GOAL >>
Identify every line in the records below that contains the word "component", and copy each of those lines.

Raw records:
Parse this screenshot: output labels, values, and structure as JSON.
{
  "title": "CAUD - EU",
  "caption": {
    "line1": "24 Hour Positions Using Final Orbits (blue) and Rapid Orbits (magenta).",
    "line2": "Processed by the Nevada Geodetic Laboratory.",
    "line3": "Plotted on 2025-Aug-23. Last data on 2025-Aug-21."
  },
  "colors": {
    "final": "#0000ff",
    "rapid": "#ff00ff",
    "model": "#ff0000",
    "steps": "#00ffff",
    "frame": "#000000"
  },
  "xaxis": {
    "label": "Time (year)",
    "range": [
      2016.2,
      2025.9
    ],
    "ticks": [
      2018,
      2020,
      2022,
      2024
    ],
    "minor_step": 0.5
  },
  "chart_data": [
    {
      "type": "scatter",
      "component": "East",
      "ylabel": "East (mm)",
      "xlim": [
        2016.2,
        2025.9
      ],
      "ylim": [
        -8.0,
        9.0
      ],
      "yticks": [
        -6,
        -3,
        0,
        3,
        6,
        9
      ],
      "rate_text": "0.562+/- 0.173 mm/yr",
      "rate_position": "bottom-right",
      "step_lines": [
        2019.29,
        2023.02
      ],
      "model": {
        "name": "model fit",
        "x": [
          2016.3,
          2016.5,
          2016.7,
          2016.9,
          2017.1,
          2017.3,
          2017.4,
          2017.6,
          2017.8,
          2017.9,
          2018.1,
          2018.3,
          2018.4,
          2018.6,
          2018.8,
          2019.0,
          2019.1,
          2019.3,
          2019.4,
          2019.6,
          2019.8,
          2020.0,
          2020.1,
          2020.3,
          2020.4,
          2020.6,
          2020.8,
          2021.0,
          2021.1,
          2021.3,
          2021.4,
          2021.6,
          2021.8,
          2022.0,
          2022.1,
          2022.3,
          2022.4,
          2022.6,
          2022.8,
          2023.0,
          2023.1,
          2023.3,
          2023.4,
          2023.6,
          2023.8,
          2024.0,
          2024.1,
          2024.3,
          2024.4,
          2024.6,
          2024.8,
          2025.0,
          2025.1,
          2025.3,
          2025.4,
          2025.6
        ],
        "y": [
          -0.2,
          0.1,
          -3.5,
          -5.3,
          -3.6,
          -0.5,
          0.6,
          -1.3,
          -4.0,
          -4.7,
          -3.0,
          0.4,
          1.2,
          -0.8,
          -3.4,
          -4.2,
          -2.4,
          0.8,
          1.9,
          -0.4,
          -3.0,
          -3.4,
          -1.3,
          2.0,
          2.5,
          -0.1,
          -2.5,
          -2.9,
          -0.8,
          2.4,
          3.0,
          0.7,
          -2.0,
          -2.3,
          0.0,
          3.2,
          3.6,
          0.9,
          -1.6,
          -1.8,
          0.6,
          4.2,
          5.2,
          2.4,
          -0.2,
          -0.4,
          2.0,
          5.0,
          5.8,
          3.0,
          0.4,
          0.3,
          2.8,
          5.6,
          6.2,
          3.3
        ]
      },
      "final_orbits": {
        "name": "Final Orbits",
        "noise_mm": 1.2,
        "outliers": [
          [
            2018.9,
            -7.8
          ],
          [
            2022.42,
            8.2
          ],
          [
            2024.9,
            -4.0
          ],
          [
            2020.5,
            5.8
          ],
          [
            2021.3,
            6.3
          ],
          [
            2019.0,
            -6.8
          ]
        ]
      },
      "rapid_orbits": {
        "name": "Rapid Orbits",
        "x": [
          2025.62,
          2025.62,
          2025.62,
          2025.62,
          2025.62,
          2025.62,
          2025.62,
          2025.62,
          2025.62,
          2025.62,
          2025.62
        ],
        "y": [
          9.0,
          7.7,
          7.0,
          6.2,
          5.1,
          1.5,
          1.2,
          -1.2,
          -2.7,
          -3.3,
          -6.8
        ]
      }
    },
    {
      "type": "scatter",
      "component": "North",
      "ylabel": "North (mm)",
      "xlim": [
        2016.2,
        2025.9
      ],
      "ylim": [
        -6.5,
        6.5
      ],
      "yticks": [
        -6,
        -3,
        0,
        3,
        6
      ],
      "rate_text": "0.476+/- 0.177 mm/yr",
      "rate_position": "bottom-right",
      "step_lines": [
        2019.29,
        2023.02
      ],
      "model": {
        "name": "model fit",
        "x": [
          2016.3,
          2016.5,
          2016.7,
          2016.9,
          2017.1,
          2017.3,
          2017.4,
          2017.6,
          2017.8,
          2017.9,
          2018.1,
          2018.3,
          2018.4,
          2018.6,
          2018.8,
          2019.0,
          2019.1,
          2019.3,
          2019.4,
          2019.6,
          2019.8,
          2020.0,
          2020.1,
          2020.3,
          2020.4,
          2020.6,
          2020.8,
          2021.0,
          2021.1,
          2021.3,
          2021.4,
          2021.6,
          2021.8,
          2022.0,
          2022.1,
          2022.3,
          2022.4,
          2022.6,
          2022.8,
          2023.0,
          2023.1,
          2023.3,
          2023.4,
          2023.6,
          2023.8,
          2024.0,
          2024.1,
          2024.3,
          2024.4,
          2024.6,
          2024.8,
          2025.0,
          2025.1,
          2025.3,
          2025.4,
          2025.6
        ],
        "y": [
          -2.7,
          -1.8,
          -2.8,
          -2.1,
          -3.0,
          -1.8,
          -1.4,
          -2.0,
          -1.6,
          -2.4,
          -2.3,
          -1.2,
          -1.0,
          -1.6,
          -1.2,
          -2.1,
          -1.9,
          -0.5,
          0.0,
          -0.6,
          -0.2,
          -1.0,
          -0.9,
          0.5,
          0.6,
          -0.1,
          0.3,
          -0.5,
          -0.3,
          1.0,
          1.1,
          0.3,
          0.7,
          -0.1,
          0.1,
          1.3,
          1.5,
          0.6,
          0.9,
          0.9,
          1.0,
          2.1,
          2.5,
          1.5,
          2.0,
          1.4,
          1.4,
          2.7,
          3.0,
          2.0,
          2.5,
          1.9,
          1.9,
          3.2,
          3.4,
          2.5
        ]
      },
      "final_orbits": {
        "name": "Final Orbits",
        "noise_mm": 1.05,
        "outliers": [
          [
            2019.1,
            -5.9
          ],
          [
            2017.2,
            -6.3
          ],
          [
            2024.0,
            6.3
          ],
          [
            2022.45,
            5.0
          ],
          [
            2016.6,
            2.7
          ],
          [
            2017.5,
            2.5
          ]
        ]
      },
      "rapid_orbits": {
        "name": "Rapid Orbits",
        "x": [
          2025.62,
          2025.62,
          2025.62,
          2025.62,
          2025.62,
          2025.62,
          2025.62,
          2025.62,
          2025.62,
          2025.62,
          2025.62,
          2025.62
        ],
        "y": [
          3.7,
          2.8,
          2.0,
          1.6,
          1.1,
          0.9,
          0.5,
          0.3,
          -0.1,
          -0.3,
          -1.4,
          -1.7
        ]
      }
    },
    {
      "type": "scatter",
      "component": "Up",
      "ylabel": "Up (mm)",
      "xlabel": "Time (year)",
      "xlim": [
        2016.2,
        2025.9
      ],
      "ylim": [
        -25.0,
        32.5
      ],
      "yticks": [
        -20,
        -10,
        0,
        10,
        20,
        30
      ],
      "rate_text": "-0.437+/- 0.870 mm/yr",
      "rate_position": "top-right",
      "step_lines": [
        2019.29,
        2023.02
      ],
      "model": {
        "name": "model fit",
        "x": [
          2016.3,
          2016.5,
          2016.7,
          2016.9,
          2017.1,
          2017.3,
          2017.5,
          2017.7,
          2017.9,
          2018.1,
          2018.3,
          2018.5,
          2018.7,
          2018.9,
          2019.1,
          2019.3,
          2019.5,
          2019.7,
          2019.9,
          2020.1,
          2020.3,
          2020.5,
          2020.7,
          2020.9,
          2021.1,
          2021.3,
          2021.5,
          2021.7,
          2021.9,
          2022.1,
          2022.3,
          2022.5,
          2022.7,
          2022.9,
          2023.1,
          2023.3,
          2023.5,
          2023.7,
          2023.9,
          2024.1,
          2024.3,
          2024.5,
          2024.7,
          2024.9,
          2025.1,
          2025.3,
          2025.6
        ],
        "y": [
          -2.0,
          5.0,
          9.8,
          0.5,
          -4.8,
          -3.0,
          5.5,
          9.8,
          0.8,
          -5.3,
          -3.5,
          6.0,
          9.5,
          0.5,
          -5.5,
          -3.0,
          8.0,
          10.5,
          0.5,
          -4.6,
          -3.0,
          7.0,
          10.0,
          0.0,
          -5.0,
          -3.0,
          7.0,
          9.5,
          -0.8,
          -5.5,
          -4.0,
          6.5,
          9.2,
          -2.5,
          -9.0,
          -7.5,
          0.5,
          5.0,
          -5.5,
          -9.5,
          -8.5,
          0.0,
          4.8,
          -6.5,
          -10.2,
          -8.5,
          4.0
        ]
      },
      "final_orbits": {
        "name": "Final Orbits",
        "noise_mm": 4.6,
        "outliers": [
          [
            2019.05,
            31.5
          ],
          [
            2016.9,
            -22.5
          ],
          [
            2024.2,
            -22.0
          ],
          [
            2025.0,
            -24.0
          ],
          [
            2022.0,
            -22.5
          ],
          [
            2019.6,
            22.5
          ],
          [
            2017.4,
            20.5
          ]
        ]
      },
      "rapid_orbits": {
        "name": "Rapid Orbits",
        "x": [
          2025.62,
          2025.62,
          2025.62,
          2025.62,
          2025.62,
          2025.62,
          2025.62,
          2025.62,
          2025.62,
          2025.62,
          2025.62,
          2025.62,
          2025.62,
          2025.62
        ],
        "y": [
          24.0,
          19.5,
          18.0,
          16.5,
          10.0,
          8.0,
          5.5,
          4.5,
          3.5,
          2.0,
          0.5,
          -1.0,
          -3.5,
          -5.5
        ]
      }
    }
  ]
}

CORRECT RESPONSE >>
      "component": "East",
      "component": "North",
      "component": "Up",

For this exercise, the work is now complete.